#### The task
Copy every line of the records below word for word, keeping each character, number, and line in its original order.

#### Collected data entries
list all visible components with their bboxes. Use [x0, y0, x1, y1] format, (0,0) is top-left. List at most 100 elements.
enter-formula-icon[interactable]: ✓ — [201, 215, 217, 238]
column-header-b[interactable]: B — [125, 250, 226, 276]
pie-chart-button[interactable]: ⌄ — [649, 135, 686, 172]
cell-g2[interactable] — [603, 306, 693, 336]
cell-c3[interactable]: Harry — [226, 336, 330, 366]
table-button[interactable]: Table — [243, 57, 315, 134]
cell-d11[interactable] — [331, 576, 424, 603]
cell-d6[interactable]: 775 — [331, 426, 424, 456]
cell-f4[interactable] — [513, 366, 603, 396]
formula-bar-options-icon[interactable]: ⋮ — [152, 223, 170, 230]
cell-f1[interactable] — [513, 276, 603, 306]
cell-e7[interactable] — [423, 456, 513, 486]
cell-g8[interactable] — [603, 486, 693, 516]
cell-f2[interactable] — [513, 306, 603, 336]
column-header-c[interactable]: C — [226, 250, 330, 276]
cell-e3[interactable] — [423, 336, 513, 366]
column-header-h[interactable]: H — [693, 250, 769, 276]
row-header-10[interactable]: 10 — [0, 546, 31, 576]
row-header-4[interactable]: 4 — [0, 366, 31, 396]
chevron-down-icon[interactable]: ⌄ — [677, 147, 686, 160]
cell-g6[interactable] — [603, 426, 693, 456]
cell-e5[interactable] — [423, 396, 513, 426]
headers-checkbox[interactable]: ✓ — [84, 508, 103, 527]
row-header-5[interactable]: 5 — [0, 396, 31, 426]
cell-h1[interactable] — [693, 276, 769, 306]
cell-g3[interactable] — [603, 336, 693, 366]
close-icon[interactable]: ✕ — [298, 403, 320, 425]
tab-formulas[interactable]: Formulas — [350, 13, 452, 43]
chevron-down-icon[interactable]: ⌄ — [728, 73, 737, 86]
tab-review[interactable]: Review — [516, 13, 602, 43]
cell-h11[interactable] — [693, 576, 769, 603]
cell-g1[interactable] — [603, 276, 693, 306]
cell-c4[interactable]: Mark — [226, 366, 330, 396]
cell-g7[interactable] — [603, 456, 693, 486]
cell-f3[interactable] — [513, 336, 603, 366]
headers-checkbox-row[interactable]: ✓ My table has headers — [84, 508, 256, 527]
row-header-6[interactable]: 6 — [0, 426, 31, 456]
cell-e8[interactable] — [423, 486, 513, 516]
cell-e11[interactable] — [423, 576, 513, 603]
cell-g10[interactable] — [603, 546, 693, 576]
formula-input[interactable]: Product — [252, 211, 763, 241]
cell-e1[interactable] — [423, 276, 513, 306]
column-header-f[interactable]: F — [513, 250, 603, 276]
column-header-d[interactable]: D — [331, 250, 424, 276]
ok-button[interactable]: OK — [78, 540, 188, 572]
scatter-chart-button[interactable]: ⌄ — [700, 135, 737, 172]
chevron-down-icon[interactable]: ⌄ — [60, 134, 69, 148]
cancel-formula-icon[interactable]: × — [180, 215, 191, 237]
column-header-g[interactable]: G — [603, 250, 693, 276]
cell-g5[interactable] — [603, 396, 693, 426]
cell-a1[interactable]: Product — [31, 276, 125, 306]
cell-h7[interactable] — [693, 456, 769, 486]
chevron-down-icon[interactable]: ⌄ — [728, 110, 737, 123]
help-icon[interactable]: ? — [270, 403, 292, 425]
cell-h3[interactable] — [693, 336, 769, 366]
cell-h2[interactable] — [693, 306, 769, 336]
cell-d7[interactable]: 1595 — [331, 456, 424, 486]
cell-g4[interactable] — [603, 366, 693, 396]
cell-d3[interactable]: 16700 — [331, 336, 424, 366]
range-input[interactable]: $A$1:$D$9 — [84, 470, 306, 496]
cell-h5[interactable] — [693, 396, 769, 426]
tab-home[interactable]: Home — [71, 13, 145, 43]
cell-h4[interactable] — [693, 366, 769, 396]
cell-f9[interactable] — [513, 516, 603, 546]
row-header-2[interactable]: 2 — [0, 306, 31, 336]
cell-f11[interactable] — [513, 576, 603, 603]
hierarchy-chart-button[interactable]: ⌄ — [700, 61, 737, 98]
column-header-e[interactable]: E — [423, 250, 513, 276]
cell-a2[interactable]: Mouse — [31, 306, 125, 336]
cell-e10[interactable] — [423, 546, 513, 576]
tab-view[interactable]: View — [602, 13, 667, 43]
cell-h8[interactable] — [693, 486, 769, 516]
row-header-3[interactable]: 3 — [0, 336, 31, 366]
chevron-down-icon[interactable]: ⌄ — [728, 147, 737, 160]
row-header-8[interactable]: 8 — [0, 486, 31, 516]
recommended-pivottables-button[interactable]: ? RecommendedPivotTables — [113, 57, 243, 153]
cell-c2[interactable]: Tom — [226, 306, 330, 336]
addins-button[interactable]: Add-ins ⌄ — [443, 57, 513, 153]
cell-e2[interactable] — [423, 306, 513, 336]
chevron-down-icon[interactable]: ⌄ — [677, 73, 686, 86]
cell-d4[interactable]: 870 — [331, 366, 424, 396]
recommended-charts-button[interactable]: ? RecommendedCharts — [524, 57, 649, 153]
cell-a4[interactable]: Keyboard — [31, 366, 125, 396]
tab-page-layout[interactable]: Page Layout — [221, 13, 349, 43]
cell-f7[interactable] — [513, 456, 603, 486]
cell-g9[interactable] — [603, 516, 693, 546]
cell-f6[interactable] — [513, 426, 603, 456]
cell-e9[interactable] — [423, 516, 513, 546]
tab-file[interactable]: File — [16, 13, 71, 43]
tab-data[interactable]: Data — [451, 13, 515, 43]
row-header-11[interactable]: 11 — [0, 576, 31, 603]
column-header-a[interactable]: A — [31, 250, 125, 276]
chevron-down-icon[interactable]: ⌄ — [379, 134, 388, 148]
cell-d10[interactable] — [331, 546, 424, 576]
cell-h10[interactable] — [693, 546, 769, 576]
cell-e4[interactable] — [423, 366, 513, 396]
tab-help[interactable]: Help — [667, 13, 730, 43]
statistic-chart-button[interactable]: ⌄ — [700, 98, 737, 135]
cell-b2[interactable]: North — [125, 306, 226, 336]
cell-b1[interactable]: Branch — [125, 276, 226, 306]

#### Full response
list all visible components with their bboxes. Use [x0, y0, x1, y1] format, (0,0) is top-left. List at most 100 elements.
enter-formula-icon[interactable]: ✓ — [201, 215, 217, 238]
column-header-b[interactable]: B — [125, 250, 226, 276]
pie-chart-button[interactable]: ⌄ — [649, 135, 686, 172]
cell-g2[interactable] — [603, 306, 693, 336]
cell-c3[interactable]: Harry — [226, 336, 330, 366]
table-button[interactable]: Table — [243, 57, 315, 134]
cell-d11[interactable] — [331, 576, 424, 603]
cell-d6[interactable]: 775 — [331, 426, 424, 456]
cell-f4[interactable] — [513, 366, 603, 396]
formula-bar-options-icon[interactable]: ⋮ — [152, 223, 170, 230]
cell-f1[interactable] — [513, 276, 603, 306]
cell-e7[interactable] — [423, 456, 513, 486]
cell-g8[interactable] — [603, 486, 693, 516]
cell-f2[interactable] — [513, 306, 603, 336]
column-header-c[interactable]: C — [226, 250, 330, 276]
cell-e3[interactable] — [423, 336, 513, 366]
column-header-h[interactable]: H — [693, 250, 769, 276]
row-header-10[interactable]: 10 — [0, 546, 31, 576]
row-header-4[interactable]: 4 — [0, 366, 31, 396]
chevron-down-icon[interactable]: ⌄ — [677, 147, 686, 160]
cell-g6[interactable] — [603, 426, 693, 456]
cell-e5[interactable] — [423, 396, 513, 426]
headers-checkbox[interactable]: ✓ — [84, 508, 103, 527]
row-header-5[interactable]: 5 — [0, 396, 31, 426]
cell-h1[interactable] — [693, 276, 769, 306]
cell-g3[interactable] — [603, 336, 693, 366]
close-icon[interactable]: ✕ — [298, 403, 320, 425]
tab-formulas[interactable]: Formulas — [350, 13, 452, 43]
chevron-down-icon[interactable]: ⌄ — [728, 73, 737, 86]
tab-review[interactable]: Review — [516, 13, 602, 43]
cell-h11[interactable] — [693, 576, 769, 603]
cell-g1[interactable] — [603, 276, 693, 306]
cell-c4[interactable]: Mark — [226, 366, 330, 396]
cell-g7[interactable] — [603, 456, 693, 486]
cell-f3[interactable] — [513, 336, 603, 366]
headers-checkbox-row[interactable]: ✓ My table has headers — [84, 508, 256, 527]
row-header-6[interactable]: 6 — [0, 426, 31, 456]
cell-e8[interactable] — [423, 486, 513, 516]
cell-e11[interactable] — [423, 576, 513, 603]
cell-g10[interactable] — [603, 546, 693, 576]
formula-input[interactable]: Product — [252, 211, 763, 241]
cell-e1[interactable] — [423, 276, 513, 306]
column-header-f[interactable]: F — [513, 250, 603, 276]
column-header-d[interactable]: D — [331, 250, 424, 276]
ok-button[interactable]: OK — [78, 540, 188, 572]
scatter-chart-button[interactable]: ⌄ — [700, 135, 737, 172]
chevron-down-icon[interactable]: ⌄ — [60, 134, 69, 148]
cancel-formula-icon[interactable]: × — [180, 215, 191, 237]
column-header-g[interactable]: G — [603, 250, 693, 276]
cell-g5[interactable] — [603, 396, 693, 426]
cell-a1[interactable]: Product — [31, 276, 125, 306]
cell-h7[interactable] — [693, 456, 769, 486]
chevron-down-icon[interactable]: ⌄ — [728, 110, 737, 123]
help-icon[interactable]: ? — [270, 403, 292, 425]
cell-h3[interactable] — [693, 336, 769, 366]
cell-h2[interactable] — [693, 306, 769, 336]
cell-d7[interactable]: 1595 — [331, 456, 424, 486]
cell-g4[interactable] — [603, 366, 693, 396]
cell-d3[interactable]: 16700 — [331, 336, 424, 366]
range-input[interactable]: $A$1:$D$9 — [84, 470, 306, 496]
cell-h5[interactable] — [693, 396, 769, 426]
tab-home[interactable]: Home — [71, 13, 145, 43]
cell-h4[interactable] — [693, 366, 769, 396]
cell-f9[interactable] — [513, 516, 603, 546]
row-header-2[interactable]: 2 — [0, 306, 31, 336]
cell-f11[interactable] — [513, 576, 603, 603]
hierarchy-chart-button[interactable]: ⌄ — [700, 61, 737, 98]
column-header-e[interactable]: E — [423, 250, 513, 276]
cell-a2[interactable]: Mouse — [31, 306, 125, 336]
cell-e10[interactable] — [423, 546, 513, 576]
tab-view[interactable]: View — [602, 13, 667, 43]
cell-h8[interactable] — [693, 486, 769, 516]
row-header-3[interactable]: 3 — [0, 336, 31, 366]
chevron-down-icon[interactable]: ⌄ — [728, 147, 737, 160]
row-header-8[interactable]: 8 — [0, 486, 31, 516]
recommended-pivottables-button[interactable]: ? RecommendedPivotTables — [113, 57, 243, 153]
cell-c2[interactable]: Tom — [226, 306, 330, 336]
addins-button[interactable]: Add-ins ⌄ — [443, 57, 513, 153]
cell-e2[interactable] — [423, 306, 513, 336]
chevron-down-icon[interactable]: ⌄ — [677, 73, 686, 86]
cell-d4[interactable]: 870 — [331, 366, 424, 396]
recommended-charts-button[interactable]: ? RecommendedCharts — [524, 57, 649, 153]
cell-a4[interactable]: Keyboard — [31, 366, 125, 396]
tab-page-layout[interactable]: Page Layout — [221, 13, 349, 43]
cell-f7[interactable] — [513, 456, 603, 486]
cell-g9[interactable] — [603, 516, 693, 546]
cell-f6[interactable] — [513, 426, 603, 456]
cell-e9[interactable] — [423, 516, 513, 546]
tab-file[interactable]: File — [16, 13, 71, 43]
tab-data[interactable]: Data — [451, 13, 515, 43]
row-header-11[interactable]: 11 — [0, 576, 31, 603]
column-header-a[interactable]: A — [31, 250, 125, 276]
chevron-down-icon[interactable]: ⌄ — [379, 134, 388, 148]
cell-d10[interactable] — [331, 546, 424, 576]
cell-h10[interactable] — [693, 546, 769, 576]
cell-e4[interactable] — [423, 366, 513, 396]
tab-help[interactable]: Help — [667, 13, 730, 43]
statistic-chart-button[interactable]: ⌄ — [700, 98, 737, 135]
cell-b2[interactable]: North — [125, 306, 226, 336]
cell-b1[interactable]: Branch — [125, 276, 226, 306]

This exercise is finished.